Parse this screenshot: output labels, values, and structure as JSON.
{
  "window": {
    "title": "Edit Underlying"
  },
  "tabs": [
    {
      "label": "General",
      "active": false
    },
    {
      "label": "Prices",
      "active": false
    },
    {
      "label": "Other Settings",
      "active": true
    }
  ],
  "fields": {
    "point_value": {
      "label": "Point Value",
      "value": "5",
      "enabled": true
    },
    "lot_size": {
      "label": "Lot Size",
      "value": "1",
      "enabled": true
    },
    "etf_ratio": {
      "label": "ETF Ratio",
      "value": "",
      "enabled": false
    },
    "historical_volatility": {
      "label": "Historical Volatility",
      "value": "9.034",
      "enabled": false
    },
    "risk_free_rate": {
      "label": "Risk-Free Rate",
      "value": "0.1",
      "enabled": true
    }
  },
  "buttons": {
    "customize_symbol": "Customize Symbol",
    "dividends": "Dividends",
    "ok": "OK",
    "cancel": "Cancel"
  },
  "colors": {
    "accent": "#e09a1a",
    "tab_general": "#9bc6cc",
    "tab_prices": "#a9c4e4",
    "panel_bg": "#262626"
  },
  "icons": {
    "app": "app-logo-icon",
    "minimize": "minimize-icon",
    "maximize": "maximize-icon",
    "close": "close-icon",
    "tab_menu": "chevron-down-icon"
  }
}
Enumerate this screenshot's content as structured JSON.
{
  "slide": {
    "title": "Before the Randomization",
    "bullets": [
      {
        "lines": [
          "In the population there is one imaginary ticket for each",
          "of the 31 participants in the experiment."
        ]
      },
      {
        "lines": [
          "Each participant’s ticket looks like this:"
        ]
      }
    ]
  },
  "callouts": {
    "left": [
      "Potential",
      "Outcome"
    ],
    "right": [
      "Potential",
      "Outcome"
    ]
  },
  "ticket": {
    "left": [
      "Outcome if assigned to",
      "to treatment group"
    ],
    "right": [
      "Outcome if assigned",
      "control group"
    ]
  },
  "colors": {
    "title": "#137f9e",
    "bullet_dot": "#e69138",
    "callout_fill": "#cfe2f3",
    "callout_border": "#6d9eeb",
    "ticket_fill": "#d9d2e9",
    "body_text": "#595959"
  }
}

★ ★ ★

__REQUIREMENTS__. Print nothing but the lines from the line with "Enumerate this screenshot's" to the last line of the records above. Both of those lines count.

__REPLY__.
Enumerate this screenshot's content as structured JSON.
{
  "slide": {
    "title": "Before the Randomization",
    "bullets": [
      {
        "lines": [
          "In the population there is one imaginary ticket for each",
          "of the 31 participants in the experiment."
        ]
      },
      {
        "lines": [
          "Each participant’s ticket looks like this:"
        ]
      }
    ]
  },
  "callouts": {
    "left": [
      "Potential",
      "Outcome"
    ],
    "right": [
      "Potential",
      "Outcome"
    ]
  },
  "ticket": {
    "left": [
      "Outcome if assigned to",
      "to treatment group"
    ],
    "right": [
      "Outcome if assigned",
      "control group"
    ]
  },
  "colors": {
    "title": "#137f9e",
    "bullet_dot": "#e69138",
    "callout_fill": "#cfe2f3",
    "callout_border": "#6d9eeb",
    "ticket_fill": "#d9d2e9",
    "body_text": "#595959"
  }
}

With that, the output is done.